→ **Exercise prompt**
Retype every entry word for word.

→ **Records to process**
********

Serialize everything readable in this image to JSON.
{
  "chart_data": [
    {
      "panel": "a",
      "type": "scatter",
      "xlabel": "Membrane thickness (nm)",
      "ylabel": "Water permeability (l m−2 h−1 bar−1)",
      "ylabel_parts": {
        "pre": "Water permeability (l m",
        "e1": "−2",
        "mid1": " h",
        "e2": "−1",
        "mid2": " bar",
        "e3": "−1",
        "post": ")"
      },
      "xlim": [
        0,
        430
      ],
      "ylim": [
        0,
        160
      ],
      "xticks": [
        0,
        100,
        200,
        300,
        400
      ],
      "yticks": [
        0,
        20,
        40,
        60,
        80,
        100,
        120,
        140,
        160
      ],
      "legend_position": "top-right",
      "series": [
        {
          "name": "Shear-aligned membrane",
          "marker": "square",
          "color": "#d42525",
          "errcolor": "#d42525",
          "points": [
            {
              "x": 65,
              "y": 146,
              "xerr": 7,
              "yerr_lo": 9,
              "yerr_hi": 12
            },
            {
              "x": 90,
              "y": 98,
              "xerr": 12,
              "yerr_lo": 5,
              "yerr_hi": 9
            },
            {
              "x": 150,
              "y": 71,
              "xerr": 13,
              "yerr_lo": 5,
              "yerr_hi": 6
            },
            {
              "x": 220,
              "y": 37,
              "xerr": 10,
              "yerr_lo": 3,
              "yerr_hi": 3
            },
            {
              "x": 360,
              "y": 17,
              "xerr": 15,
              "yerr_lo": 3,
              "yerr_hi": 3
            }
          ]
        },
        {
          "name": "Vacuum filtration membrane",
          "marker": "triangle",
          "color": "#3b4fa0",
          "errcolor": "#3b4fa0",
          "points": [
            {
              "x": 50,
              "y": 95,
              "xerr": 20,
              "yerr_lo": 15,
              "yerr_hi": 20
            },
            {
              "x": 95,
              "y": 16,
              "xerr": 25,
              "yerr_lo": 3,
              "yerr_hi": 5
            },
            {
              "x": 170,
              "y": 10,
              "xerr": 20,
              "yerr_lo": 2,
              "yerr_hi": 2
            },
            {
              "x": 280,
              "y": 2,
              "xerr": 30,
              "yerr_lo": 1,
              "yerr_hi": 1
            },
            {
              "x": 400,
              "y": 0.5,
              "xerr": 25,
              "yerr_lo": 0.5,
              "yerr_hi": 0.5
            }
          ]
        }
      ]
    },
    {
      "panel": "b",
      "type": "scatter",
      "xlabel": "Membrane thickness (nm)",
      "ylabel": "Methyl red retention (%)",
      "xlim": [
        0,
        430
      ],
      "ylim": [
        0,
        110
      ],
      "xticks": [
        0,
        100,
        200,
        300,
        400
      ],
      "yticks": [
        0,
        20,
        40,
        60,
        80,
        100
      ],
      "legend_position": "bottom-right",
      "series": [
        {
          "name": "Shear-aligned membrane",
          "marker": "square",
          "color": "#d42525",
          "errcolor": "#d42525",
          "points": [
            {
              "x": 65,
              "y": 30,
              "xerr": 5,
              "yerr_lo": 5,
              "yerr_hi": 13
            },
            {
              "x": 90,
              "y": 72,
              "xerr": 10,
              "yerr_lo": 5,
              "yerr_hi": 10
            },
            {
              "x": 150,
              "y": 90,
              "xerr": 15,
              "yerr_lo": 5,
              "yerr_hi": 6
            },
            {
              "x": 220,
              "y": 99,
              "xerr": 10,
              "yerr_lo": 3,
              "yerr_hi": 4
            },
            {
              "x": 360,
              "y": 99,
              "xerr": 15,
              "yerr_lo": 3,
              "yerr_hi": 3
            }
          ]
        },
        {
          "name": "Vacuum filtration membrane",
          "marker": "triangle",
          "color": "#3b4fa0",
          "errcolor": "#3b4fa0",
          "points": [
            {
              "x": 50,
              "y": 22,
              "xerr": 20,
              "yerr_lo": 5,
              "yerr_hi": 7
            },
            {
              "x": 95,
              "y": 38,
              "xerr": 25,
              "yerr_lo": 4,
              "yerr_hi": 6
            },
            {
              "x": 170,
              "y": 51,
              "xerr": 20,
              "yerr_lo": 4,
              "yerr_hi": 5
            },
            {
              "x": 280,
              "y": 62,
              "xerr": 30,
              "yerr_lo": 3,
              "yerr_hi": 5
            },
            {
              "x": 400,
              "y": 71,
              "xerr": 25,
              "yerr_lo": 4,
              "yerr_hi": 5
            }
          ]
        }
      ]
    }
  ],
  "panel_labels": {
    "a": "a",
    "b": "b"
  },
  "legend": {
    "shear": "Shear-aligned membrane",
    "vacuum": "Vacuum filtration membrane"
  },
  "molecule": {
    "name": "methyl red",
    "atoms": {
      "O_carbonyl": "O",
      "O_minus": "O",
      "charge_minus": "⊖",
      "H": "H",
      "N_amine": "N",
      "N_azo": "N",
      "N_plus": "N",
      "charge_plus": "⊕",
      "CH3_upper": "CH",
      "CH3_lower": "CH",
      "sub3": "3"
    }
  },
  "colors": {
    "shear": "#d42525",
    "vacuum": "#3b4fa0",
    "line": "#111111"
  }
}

********

→ **Answer to the exercise**
Serialize everything readable in this image to JSON.
{
  "chart_data": [
    {
      "panel": "a",
      "type": "scatter",
      "xlabel": "Membrane thickness (nm)",
      "ylabel": "Water permeability (l m−2 h−1 bar−1)",
      "ylabel_parts": {
        "pre": "Water permeability (l m",
        "e1": "−2",
        "mid1": " h",
        "e2": "−1",
        "mid2": " bar",
        "e3": "−1",
        "post": ")"
      },
      "xlim": [
        0,
        430
      ],
      "ylim": [
        0,
        160
      ],
      "xticks": [
        0,
        100,
        200,
        300,
        400
      ],
      "yticks": [
        0,
        20,
        40,
        60,
        80,
        100,
        120,
        140,
        160
      ],
      "legend_position": "top-right",
      "series": [
        {
          "name": "Shear-aligned membrane",
          "marker": "square",
          "color": "#d42525",
          "errcolor": "#d42525",
          "points": [
            {
              "x": 65,
              "y": 146,
              "xerr": 7,
              "yerr_lo": 9,
              "yerr_hi": 12
            },
            {
              "x": 90,
              "y": 98,
              "xerr": 12,
              "yerr_lo": 5,
              "yerr_hi": 9
            },
            {
              "x": 150,
              "y": 71,
              "xerr": 13,
              "yerr_lo": 5,
              "yerr_hi": 6
            },
            {
              "x": 220,
              "y": 37,
              "xerr": 10,
              "yerr_lo": 3,
              "yerr_hi": 3
            },
            {
              "x": 360,
              "y": 17,
              "xerr": 15,
              "yerr_lo": 3,
              "yerr_hi": 3
            }
          ]
        },
        {
          "name": "Vacuum filtration membrane",
          "marker": "triangle",
          "color": "#3b4fa0",
          "errcolor": "#3b4fa0",
          "points": [
            {
              "x": 50,
              "y": 95,
              "xerr": 20,
              "yerr_lo": 15,
              "yerr_hi": 20
            },
            {
              "x": 95,
              "y": 16,
              "xerr": 25,
              "yerr_lo": 3,
              "yerr_hi": 5
            },
            {
              "x": 170,
              "y": 10,
              "xerr": 20,
              "yerr_lo": 2,
              "yerr_hi": 2
            },
            {
              "x": 280,
              "y": 2,
              "xerr": 30,
              "yerr_lo": 1,
              "yerr_hi": 1
            },
            {
              "x": 400,
              "y": 0.5,
              "xerr": 25,
              "yerr_lo": 0.5,
              "yerr_hi": 0.5
            }
          ]
        }
      ]
    },
    {
      "panel": "b",
      "type": "scatter",
      "xlabel": "Membrane thickness (nm)",
      "ylabel": "Methyl red retention (%)",
      "xlim": [
        0,
        430
      ],
      "ylim": [
        0,
        110
      ],
      "xticks": [
        0,
        100,
        200,
        300,
        400
      ],
      "yticks": [
        0,
        20,
        40,
        60,
        80,
        100
      ],
      "legend_position": "bottom-right",
      "series": [
        {
          "name": "Shear-aligned membrane",
          "marker": "square",
          "color": "#d42525",
          "errcolor": "#d42525",
          "points": [
            {
              "x": 65,
              "y": 30,
              "xerr": 5,
              "yerr_lo": 5,
              "yerr_hi": 13
            },
            {
              "x": 90,
              "y": 72,
              "xerr": 10,
              "yerr_lo": 5,
              "yerr_hi": 10
            },
            {
              "x": 150,
              "y": 90,
              "xerr": 15,
              "yerr_lo": 5,
              "yerr_hi": 6
            },
            {
              "x": 220,
              "y": 99,
              "xerr": 10,
              "yerr_lo": 3,
              "yerr_hi": 4
            },
            {
              "x": 360,
              "y": 99,
              "xerr": 15,
              "yerr_lo": 3,
              "yerr_hi": 3
            }
          ]
        },
        {
          "name": "Vacuum filtration membrane",
          "marker": "triangle",
          "color": "#3b4fa0",
          "errcolor": "#3b4fa0",
          "points": [
            {
              "x": 50,
              "y": 22,
              "xerr": 20,
              "yerr_lo": 5,
              "yerr_hi": 7
            },
            {
              "x": 95,
              "y": 38,
              "xerr": 25,
              "yerr_lo": 4,
              "yerr_hi": 6
            },
            {
              "x": 170,
              "y": 51,
              "xerr": 20,
              "yerr_lo": 4,
              "yerr_hi": 5
            },
            {
              "x": 280,
              "y": 62,
              "xerr": 30,
              "yerr_lo": 3,
              "yerr_hi": 5
            },
            {
              "x": 400,
              "y": 71,
              "xerr": 25,
              "yerr_lo": 4,
              "yerr_hi": 5
            }
          ]
        }
      ]
    }
  ],
  "panel_labels": {
    "a": "a",
    "b": "b"
  },
  "legend": {
    "shear": "Shear-aligned membrane",
    "vacuum": "Vacuum filtration membrane"
  },
  "molecule": {
    "name": "methyl red",
    "atoms": {
      "O_carbonyl": "O",
      "O_minus": "O",
      "charge_minus": "⊖",
      "H": "H",
      "N_amine": "N",
      "N_azo": "N",
      "N_plus": "N",
      "charge_plus": "⊕",
      "CH3_upper": "CH",
      "CH3_lower": "CH",
      "sub3": "3"
    }
  },
  "colors": {
    "shear": "#d42525",
    "vacuum": "#3b4fa0",
    "line": "#111111"
  }
}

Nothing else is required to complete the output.